### Exercise requirements
Of the lines in these entries, how many contain the string "solar"? Give the number and nothing else.

### Material provided
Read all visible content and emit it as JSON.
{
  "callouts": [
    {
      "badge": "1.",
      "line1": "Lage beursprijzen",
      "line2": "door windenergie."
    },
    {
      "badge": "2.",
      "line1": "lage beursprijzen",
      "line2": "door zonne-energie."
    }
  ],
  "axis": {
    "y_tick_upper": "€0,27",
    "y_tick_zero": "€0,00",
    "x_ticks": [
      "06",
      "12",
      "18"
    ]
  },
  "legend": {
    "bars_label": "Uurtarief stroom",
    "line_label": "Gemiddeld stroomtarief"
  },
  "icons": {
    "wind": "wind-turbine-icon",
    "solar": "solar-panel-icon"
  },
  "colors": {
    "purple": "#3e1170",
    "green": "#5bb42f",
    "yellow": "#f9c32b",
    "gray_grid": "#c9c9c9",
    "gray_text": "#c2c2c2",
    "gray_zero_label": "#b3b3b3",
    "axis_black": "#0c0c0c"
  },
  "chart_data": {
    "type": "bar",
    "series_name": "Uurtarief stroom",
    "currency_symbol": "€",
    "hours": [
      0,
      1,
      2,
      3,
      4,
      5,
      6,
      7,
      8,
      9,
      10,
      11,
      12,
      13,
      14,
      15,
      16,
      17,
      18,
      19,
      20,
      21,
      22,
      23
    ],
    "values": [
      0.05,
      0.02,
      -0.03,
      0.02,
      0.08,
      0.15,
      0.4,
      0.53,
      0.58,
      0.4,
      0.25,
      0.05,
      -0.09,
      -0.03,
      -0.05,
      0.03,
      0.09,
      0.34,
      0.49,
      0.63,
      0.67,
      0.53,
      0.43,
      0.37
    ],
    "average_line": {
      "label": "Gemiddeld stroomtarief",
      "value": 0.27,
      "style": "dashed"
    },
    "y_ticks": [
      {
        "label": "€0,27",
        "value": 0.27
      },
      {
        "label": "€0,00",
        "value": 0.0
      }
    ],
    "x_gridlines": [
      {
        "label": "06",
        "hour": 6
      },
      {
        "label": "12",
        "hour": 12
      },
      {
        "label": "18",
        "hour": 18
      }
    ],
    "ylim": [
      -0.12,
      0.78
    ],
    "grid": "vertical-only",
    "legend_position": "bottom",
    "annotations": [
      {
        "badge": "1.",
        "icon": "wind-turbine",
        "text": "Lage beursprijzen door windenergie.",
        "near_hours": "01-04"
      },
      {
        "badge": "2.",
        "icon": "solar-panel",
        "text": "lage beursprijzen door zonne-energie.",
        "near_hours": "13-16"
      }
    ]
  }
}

### Output below
2